## Objective
Identify the lines that contain the string "Leben", then copy each of them.

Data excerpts
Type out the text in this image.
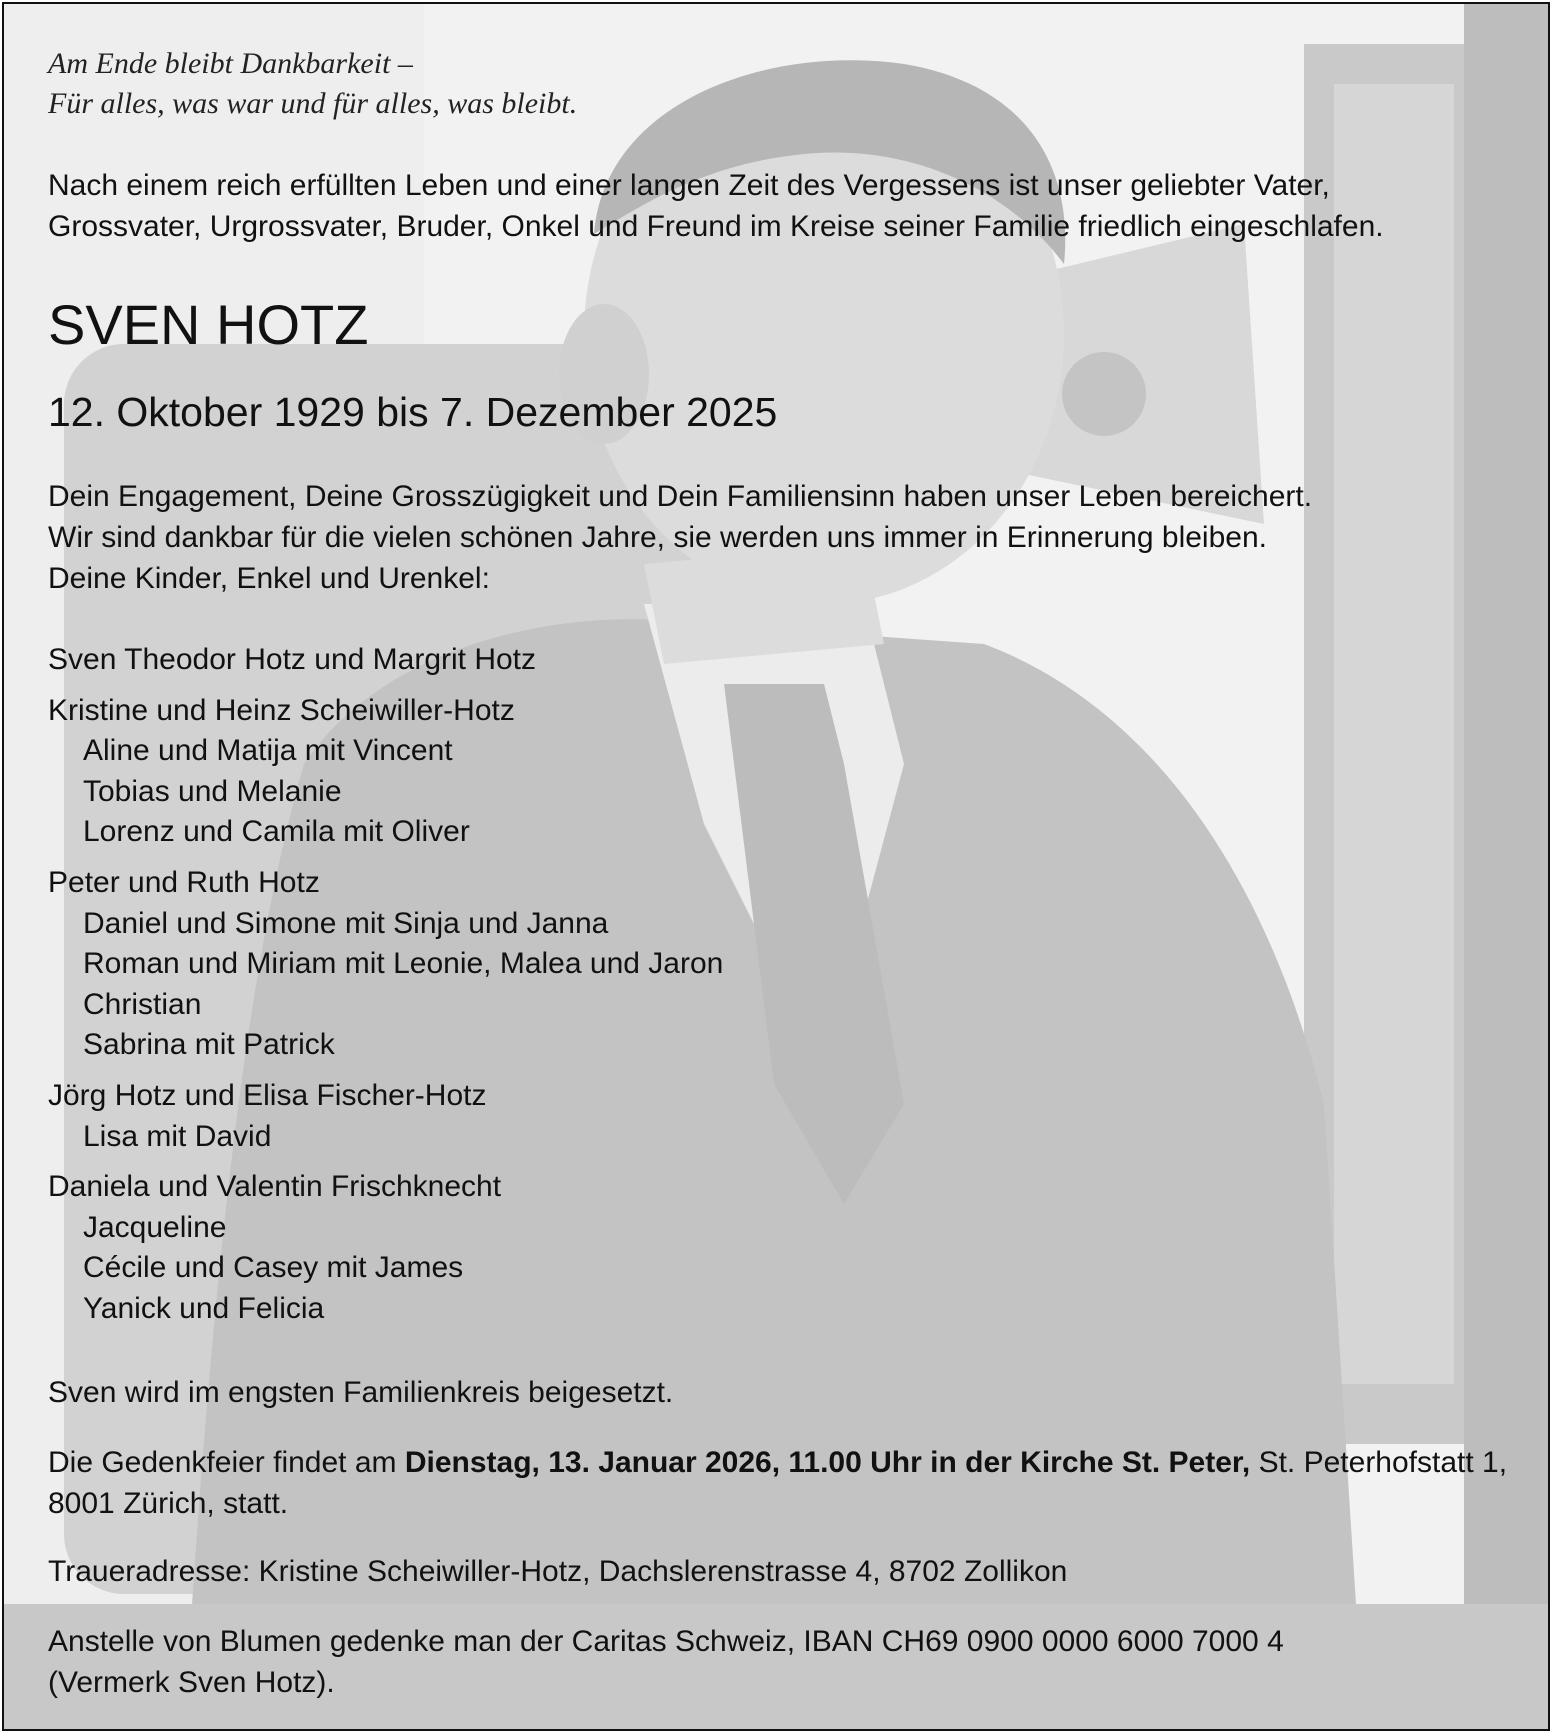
Am Ende bleibt Dankbarkeit –
Für alles, was war und für alles, was bleibt.
Nach einem reich erfüllten Leben und einer langen Zeit des Vergessens ist unser geliebter Vater,
Grossvater, Urgrossvater, Bruder, Onkel und Freund im Kreise seiner Familie friedlich eingeschlafen.
SVEN HOTZ
12. Oktober 1929 bis 7. Dezember 2025
Dein Engagement, Deine Grosszügigkeit und Dein Familiensinn haben unser Leben bereichert.
Wir sind dankbar für die vielen schönen Jahre, sie werden uns immer in Erinnerung bleiben.
Deine Kinder, Enkel und Urenkel:
Sven Theodor Hotz und Margrit Hotz
Kristine und Heinz Scheiwiller-Hotz
Aline und Matija mit Vincent
Tobias und Melanie
Lorenz und Camila mit Oliver
Peter und Ruth Hotz
Daniel und Simone mit Sinja und Janna
Roman und Miriam mit Leonie, Malea und Jaron
Christian
Sabrina mit Patrick
Jörg Hotz und Elisa Fischer-Hotz
Lisa mit David
Daniela und Valentin Frischknecht
Jacqueline
Cécile und Casey mit James
Yanick und Felicia
Sven wird im engsten Familienkreis beigesetzt.
Die Gedenkfeier findet am Dienstag, 13. Januar 2026, 11.00 Uhr in der Kirche St. Peter, St. Peterhofstatt 1,
8001 Zürich, statt.
Traueradresse: Kristine Scheiwiller-Hotz, Dachslerenstrasse 4, 8702 Zollikon
Anstelle von Blumen gedenke man der Caritas Schweiz, IBAN CH69 0900 0000 6000 7000 4
(Vermerk Sven Hotz).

## Full solution
Nach einem reich erfüllten Leben und einer langen Zeit des Vergessens ist unser geliebter Vater,
Dein Engagement, Deine Grosszügigkeit und Dein Familiensinn haben unser Leben bereichert.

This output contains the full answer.